• Work instructions: List every line below containing "poverty".

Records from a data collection
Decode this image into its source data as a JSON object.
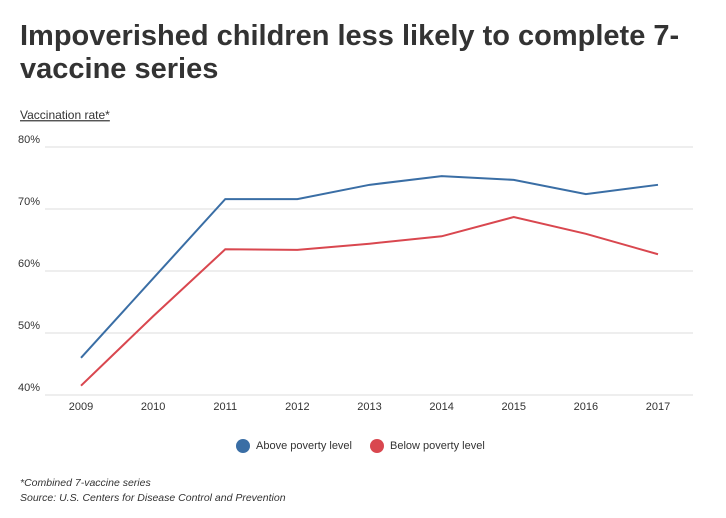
{
  "chart_data": {
    "type": "line",
    "title": "Impoverished children less likely to complete 7-vaccine series",
    "y_axis_label": "Vaccination rate*",
    "note": "*Combined 7-vaccine series",
    "source": "Source: U.S. Centers for Disease Control and Prevention",
    "categories": [
      "2009",
      "2010",
      "2011",
      "2012",
      "2013",
      "2014",
      "2015",
      "2016",
      "2017"
    ],
    "series": [
      {
        "name": "Above poverty level",
        "color": "#3a6ea5",
        "values": [
          46.0,
          58.8,
          71.6,
          71.6,
          73.9,
          75.3,
          74.7,
          72.4,
          73.9
        ]
      },
      {
        "name": "Below poverty level",
        "color": "#d9474f",
        "values": [
          41.5,
          52.7,
          63.5,
          63.4,
          64.4,
          65.6,
          68.7,
          66.0,
          62.7
        ]
      }
    ],
    "ylim": [
      40,
      80
    ],
    "yticks": [
      {
        "value": 40,
        "label": "40%"
      },
      {
        "value": 50,
        "label": "50%"
      },
      {
        "value": 60,
        "label": "60%"
      },
      {
        "value": 70,
        "label": "70%"
      },
      {
        "value": 80,
        "label": "80%"
      }
    ],
    "grid": true,
    "legend": "bottom"
  }
}
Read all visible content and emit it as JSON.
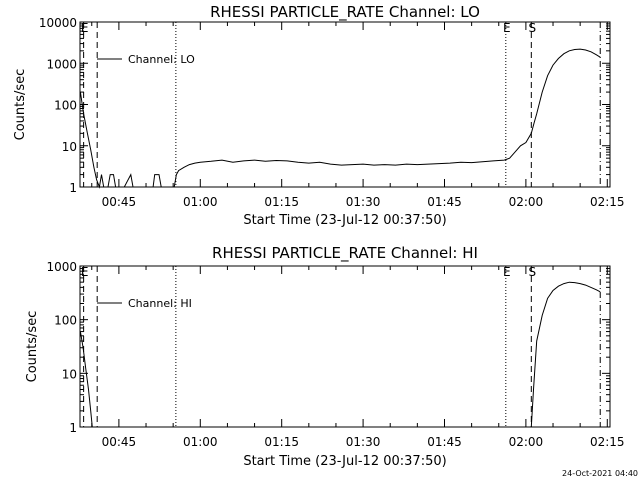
{
  "footer": {
    "timestamp": "24-Oct-2021 04:40"
  },
  "chart_data": [
    {
      "type": "line",
      "title": "RHESSI PARTICLE_RATE Channel: LO",
      "xlabel": "Start Time (23-Jul-12 00:37:50)",
      "ylabel": "Counts/sec",
      "yscale": "log",
      "xlim": [
        37.833,
        135.5
      ],
      "ylim": [
        1,
        10000
      ],
      "xticks": [
        {
          "value": 45,
          "label": "00:45"
        },
        {
          "value": 60,
          "label": "01:00"
        },
        {
          "value": 75,
          "label": "01:15"
        },
        {
          "value": 90,
          "label": "01:30"
        },
        {
          "value": 105,
          "label": "01:45"
        },
        {
          "value": 120,
          "label": "02:00"
        },
        {
          "value": 135,
          "label": "02:15"
        }
      ],
      "yticks": [
        {
          "value": 1,
          "label": "1"
        },
        {
          "value": 10,
          "label": "10"
        },
        {
          "value": 100,
          "label": "100"
        },
        {
          "value": 1000,
          "label": "1000"
        },
        {
          "value": 10000,
          "label": "10000"
        }
      ],
      "legend": {
        "label": "Channel: LO",
        "placement": "top-left"
      },
      "markers": [
        {
          "label": "E",
          "x": 38.5,
          "style": "dashed"
        },
        {
          "label": "",
          "x": 41.0,
          "style": "dashed"
        },
        {
          "label": "",
          "x": 55.5,
          "style": "dotted"
        },
        {
          "label": "E",
          "x": 116.3,
          "style": "dotted"
        },
        {
          "label": "S",
          "x": 121.0,
          "style": "dashed"
        },
        {
          "label": "",
          "x": 133.7,
          "style": "dashdot"
        }
      ],
      "series": [
        {
          "values": [
            [
              37.9,
              200
            ],
            [
              38.5,
              60
            ],
            [
              39.2,
              20
            ],
            [
              39.8,
              8
            ],
            [
              40.4,
              3
            ],
            [
              40.9,
              1.5
            ],
            [
              41.4,
              1
            ],
            [
              41.8,
              2
            ],
            [
              42.2,
              1
            ],
            [
              43.0,
              1
            ],
            [
              43.4,
              2
            ],
            [
              44.0,
              2
            ],
            [
              44.4,
              1
            ],
            [
              46.0,
              1
            ],
            [
              47.2,
              2
            ],
            [
              47.6,
              1
            ],
            [
              49.0,
              1
            ],
            [
              51.3,
              1
            ],
            [
              51.6,
              2
            ],
            [
              52.4,
              2
            ],
            [
              52.8,
              1
            ],
            [
              54.0,
              1
            ],
            [
              55.2,
              1
            ],
            [
              55.6,
              2
            ],
            [
              56.0,
              2.5
            ],
            [
              57.0,
              3.0
            ],
            [
              58.0,
              3.5
            ],
            [
              59.0,
              3.8
            ],
            [
              60.0,
              4.0
            ],
            [
              62.0,
              4.2
            ],
            [
              64.0,
              4.5
            ],
            [
              66.0,
              4.0
            ],
            [
              68.0,
              4.3
            ],
            [
              70.0,
              4.5
            ],
            [
              72.0,
              4.2
            ],
            [
              74.0,
              4.4
            ],
            [
              76.0,
              4.3
            ],
            [
              78.0,
              4.0
            ],
            [
              80.0,
              3.8
            ],
            [
              82.0,
              4.0
            ],
            [
              84.0,
              3.6
            ],
            [
              86.0,
              3.4
            ],
            [
              88.0,
              3.5
            ],
            [
              90.0,
              3.6
            ],
            [
              92.0,
              3.4
            ],
            [
              94.0,
              3.5
            ],
            [
              96.0,
              3.4
            ],
            [
              98.0,
              3.6
            ],
            [
              100.0,
              3.5
            ],
            [
              102.0,
              3.6
            ],
            [
              104.0,
              3.7
            ],
            [
              106.0,
              3.8
            ],
            [
              108.0,
              4.0
            ],
            [
              110.0,
              3.9
            ],
            [
              112.0,
              4.1
            ],
            [
              114.0,
              4.3
            ],
            [
              116.0,
              4.5
            ],
            [
              117.0,
              5.0
            ],
            [
              118.0,
              7.0
            ],
            [
              119.0,
              10
            ],
            [
              120.0,
              12
            ],
            [
              121.0,
              20
            ],
            [
              121.5,
              35
            ],
            [
              122.0,
              60
            ],
            [
              123.0,
              200
            ],
            [
              124.0,
              500
            ],
            [
              125.0,
              900
            ],
            [
              126.0,
              1300
            ],
            [
              127.0,
              1700
            ],
            [
              128.0,
              2000
            ],
            [
              129.0,
              2150
            ],
            [
              130.0,
              2200
            ],
            [
              131.0,
              2100
            ],
            [
              132.0,
              1900
            ],
            [
              133.0,
              1600
            ],
            [
              133.7,
              1400
            ]
          ]
        }
      ]
    },
    {
      "type": "line",
      "title": "RHESSI PARTICLE_RATE Channel: HI",
      "xlabel": "Start Time (23-Jul-12 00:37:50)",
      "ylabel": "Counts/sec",
      "yscale": "log",
      "xlim": [
        37.833,
        135.5
      ],
      "ylim": [
        1,
        1000
      ],
      "xticks": [
        {
          "value": 45,
          "label": "00:45"
        },
        {
          "value": 60,
          "label": "01:00"
        },
        {
          "value": 75,
          "label": "01:15"
        },
        {
          "value": 90,
          "label": "01:30"
        },
        {
          "value": 105,
          "label": "01:45"
        },
        {
          "value": 120,
          "label": "02:00"
        },
        {
          "value": 135,
          "label": "02:15"
        }
      ],
      "yticks": [
        {
          "value": 1,
          "label": "1"
        },
        {
          "value": 10,
          "label": "10"
        },
        {
          "value": 100,
          "label": "100"
        },
        {
          "value": 1000,
          "label": "1000"
        }
      ],
      "legend": {
        "label": "Channel: HI",
        "placement": "top-left"
      },
      "markers": [
        {
          "label": "E",
          "x": 38.5,
          "style": "dashed"
        },
        {
          "label": "",
          "x": 41.0,
          "style": "dashed"
        },
        {
          "label": "",
          "x": 55.5,
          "style": "dotted"
        },
        {
          "label": "E",
          "x": 116.3,
          "style": "dotted"
        },
        {
          "label": "S",
          "x": 121.0,
          "style": "dashed"
        },
        {
          "label": "",
          "x": 133.7,
          "style": "dashdot"
        }
      ],
      "series": [
        {
          "values": [
            [
              37.9,
              60
            ],
            [
              38.4,
              30
            ],
            [
              38.9,
              12
            ],
            [
              39.4,
              5
            ],
            [
              39.8,
              2
            ],
            [
              40.1,
              1
            ]
          ]
        },
        {
          "values": [
            [
              121.0,
              1
            ],
            [
              121.4,
              5
            ],
            [
              122.0,
              40
            ],
            [
              123.0,
              120
            ],
            [
              124.0,
              250
            ],
            [
              125.0,
              350
            ],
            [
              126.0,
              420
            ],
            [
              127.0,
              470
            ],
            [
              128.0,
              500
            ],
            [
              129.0,
              490
            ],
            [
              130.0,
              470
            ],
            [
              131.0,
              440
            ],
            [
              132.0,
              400
            ],
            [
              133.0,
              360
            ],
            [
              133.7,
              330
            ]
          ]
        }
      ]
    }
  ]
}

• Exercise response:
        "name": "Above poverty level",
        "name": "Below poverty level",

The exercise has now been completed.